## Aim of the task
Please reproduce the entries below line for line without any changes, beginning at the very first line and stopping after the line that contains "display-name[interactable]: Historic Vids". Both ends are included.

--- START OF Dataset ---

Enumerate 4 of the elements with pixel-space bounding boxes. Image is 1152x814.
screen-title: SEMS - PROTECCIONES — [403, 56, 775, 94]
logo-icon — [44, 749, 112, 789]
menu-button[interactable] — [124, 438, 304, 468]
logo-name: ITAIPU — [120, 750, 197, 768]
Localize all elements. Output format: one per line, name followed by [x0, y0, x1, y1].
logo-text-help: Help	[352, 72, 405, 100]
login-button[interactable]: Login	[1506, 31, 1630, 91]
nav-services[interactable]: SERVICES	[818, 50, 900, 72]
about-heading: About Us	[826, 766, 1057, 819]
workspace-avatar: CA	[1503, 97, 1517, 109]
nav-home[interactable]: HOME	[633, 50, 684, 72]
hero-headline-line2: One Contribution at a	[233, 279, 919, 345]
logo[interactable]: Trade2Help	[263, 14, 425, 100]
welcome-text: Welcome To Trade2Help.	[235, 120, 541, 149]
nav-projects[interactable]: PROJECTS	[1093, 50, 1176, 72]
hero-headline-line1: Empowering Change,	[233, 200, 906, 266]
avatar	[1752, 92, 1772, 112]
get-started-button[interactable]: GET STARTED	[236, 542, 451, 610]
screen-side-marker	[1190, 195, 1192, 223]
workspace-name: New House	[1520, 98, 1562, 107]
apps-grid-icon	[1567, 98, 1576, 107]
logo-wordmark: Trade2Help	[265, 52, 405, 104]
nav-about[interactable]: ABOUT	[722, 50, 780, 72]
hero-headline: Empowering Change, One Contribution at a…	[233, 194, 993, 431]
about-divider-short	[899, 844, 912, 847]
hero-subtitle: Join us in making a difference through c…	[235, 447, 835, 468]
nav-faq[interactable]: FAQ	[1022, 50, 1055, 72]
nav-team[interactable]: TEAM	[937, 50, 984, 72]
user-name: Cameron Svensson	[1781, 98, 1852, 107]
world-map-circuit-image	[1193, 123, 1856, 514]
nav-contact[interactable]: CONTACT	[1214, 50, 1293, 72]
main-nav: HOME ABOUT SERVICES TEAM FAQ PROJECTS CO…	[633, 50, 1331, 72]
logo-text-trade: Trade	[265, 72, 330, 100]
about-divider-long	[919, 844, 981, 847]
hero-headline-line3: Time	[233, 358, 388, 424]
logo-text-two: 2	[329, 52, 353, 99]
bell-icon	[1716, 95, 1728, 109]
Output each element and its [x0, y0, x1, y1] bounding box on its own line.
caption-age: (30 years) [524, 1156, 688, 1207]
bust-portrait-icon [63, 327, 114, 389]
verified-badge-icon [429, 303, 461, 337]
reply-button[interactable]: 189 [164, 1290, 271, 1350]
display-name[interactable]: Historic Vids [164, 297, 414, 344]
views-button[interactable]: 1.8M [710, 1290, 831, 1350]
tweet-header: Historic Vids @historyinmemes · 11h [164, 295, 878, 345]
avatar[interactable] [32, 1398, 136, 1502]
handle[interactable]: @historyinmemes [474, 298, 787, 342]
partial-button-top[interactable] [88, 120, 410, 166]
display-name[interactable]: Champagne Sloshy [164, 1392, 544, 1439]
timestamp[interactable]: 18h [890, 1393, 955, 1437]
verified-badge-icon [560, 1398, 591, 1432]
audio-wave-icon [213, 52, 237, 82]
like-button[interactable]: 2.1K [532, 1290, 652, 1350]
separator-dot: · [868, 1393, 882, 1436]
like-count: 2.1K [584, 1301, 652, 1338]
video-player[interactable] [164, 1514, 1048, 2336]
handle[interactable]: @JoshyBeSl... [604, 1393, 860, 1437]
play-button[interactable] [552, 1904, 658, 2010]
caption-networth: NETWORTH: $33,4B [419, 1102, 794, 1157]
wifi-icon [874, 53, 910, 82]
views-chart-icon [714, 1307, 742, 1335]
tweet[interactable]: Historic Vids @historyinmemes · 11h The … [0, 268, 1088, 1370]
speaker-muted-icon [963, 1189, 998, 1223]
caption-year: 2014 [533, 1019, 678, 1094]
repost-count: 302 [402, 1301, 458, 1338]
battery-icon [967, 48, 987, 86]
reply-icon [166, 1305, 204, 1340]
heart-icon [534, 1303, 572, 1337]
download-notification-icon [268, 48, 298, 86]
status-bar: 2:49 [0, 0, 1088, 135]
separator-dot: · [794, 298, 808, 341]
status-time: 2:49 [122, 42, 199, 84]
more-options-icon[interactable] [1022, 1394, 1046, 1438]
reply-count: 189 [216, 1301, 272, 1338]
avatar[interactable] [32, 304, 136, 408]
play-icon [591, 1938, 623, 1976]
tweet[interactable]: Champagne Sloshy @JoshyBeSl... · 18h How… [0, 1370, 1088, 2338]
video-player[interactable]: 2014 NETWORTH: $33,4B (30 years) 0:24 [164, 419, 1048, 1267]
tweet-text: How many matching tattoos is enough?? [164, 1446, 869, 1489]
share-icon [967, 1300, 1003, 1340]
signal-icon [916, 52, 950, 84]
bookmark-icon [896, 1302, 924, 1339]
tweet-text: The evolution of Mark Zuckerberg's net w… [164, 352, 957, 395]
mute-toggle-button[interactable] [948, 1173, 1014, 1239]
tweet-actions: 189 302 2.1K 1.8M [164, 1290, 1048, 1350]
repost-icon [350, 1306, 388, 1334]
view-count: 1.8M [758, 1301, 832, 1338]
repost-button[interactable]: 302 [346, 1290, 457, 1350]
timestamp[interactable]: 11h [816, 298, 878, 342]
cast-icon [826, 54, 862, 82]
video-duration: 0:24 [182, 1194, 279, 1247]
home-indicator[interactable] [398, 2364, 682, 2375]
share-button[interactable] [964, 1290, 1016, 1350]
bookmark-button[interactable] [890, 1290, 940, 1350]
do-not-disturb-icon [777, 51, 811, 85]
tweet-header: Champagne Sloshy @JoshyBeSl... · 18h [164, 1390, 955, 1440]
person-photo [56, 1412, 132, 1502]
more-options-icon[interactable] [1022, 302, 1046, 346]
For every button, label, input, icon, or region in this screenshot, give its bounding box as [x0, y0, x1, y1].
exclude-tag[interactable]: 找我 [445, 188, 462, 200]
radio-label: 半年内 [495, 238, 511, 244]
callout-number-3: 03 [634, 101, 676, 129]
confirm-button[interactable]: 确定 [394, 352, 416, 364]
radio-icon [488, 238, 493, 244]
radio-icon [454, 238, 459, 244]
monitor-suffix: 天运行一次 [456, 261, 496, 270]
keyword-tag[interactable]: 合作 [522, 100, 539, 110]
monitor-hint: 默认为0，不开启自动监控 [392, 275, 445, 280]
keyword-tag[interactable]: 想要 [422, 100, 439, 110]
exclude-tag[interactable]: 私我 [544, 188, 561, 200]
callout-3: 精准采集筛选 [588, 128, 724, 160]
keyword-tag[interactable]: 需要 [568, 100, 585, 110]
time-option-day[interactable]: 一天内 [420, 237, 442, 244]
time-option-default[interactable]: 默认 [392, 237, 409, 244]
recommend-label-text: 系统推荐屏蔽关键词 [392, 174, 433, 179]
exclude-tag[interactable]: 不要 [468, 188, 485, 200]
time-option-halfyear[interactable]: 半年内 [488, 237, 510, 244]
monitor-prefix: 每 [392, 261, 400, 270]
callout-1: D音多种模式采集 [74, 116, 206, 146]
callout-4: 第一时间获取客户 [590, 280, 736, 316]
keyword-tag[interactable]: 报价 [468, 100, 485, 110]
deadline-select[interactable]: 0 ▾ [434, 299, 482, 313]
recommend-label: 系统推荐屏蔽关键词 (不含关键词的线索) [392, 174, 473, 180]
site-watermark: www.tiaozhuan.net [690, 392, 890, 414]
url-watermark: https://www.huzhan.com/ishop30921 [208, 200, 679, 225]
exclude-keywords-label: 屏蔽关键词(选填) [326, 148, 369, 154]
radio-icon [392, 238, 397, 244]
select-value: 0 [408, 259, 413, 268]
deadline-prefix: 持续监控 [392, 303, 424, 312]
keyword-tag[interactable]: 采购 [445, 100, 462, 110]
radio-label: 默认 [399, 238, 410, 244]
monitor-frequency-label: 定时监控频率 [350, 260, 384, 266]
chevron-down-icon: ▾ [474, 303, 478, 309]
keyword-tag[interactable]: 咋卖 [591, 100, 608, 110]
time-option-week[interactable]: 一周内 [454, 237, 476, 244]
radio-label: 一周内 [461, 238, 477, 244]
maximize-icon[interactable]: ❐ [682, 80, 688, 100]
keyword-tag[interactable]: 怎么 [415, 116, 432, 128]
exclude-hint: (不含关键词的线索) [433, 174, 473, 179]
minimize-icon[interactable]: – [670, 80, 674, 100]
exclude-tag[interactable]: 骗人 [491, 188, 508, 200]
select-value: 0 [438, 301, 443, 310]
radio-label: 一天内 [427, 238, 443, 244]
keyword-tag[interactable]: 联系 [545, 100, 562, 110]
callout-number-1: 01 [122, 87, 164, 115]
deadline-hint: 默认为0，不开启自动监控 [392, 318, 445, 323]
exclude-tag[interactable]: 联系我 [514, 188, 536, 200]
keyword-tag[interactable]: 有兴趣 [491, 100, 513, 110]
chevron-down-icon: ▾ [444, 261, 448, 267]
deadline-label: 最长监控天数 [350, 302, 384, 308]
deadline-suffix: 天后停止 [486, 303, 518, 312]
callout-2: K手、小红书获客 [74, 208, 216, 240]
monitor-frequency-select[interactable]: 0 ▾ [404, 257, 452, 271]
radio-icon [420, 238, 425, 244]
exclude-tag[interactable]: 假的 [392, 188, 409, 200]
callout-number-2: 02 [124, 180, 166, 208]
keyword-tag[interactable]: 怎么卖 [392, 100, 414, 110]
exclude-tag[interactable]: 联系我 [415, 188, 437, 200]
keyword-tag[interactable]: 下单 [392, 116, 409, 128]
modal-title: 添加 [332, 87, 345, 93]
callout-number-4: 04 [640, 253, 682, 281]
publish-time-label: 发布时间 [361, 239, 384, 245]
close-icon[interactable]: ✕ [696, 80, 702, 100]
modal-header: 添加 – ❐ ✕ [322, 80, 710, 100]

--- END OF Dataset ---

## Answer to the exercise
Enumerate 4 of the elements with pixel-space bounding boxes. Image is 1152x814.
screen-title: SEMS - PROTECCIONES — [403, 56, 775, 94]
logo-icon — [44, 749, 112, 789]
menu-button[interactable] — [124, 438, 304, 468]
logo-name: ITAIPU — [120, 750, 197, 768]
Localize all elements. Output format: one per line, name followed by [x0, y0, x1, y1].
logo-text-help: Help	[352, 72, 405, 100]
login-button[interactable]: Login	[1506, 31, 1630, 91]
nav-services[interactable]: SERVICES	[818, 50, 900, 72]
about-heading: About Us	[826, 766, 1057, 819]
workspace-avatar: CA	[1503, 97, 1517, 109]
nav-home[interactable]: HOME	[633, 50, 684, 72]
hero-headline-line2: One Contribution at a	[233, 279, 919, 345]
logo[interactable]: Trade2Help	[263, 14, 425, 100]
welcome-text: Welcome To Trade2Help.	[235, 120, 541, 149]
nav-projects[interactable]: PROJECTS	[1093, 50, 1176, 72]
hero-headline-line1: Empowering Change,	[233, 200, 906, 266]
avatar	[1752, 92, 1772, 112]
get-started-button[interactable]: GET STARTED	[236, 542, 451, 610]
screen-side-marker	[1190, 195, 1192, 223]
workspace-name: New House	[1520, 98, 1562, 107]
apps-grid-icon	[1567, 98, 1576, 107]
logo-wordmark: Trade2Help	[265, 52, 405, 104]
nav-about[interactable]: ABOUT	[722, 50, 780, 72]
hero-headline: Empowering Change, One Contribution at a…	[233, 194, 993, 431]
about-divider-short	[899, 844, 912, 847]
hero-subtitle: Join us in making a difference through c…	[235, 447, 835, 468]
nav-faq[interactable]: FAQ	[1022, 50, 1055, 72]
nav-team[interactable]: TEAM	[937, 50, 984, 72]
user-name: Cameron Svensson	[1781, 98, 1852, 107]
world-map-circuit-image	[1193, 123, 1856, 514]
nav-contact[interactable]: CONTACT	[1214, 50, 1293, 72]
main-nav: HOME ABOUT SERVICES TEAM FAQ PROJECTS CO…	[633, 50, 1331, 72]
logo-text-trade: Trade	[265, 72, 330, 100]
about-divider-long	[919, 844, 981, 847]
hero-headline-line3: Time	[233, 358, 388, 424]
logo-text-two: 2	[329, 52, 353, 99]
bell-icon	[1716, 95, 1728, 109]
Output each element and its [x0, y0, x1, y1] bounding box on its own line.
caption-age: (30 years) [524, 1156, 688, 1207]
bust-portrait-icon [63, 327, 114, 389]
verified-badge-icon [429, 303, 461, 337]
reply-button[interactable]: 189 [164, 1290, 271, 1350]
display-name[interactable]: Historic Vids [164, 297, 414, 344]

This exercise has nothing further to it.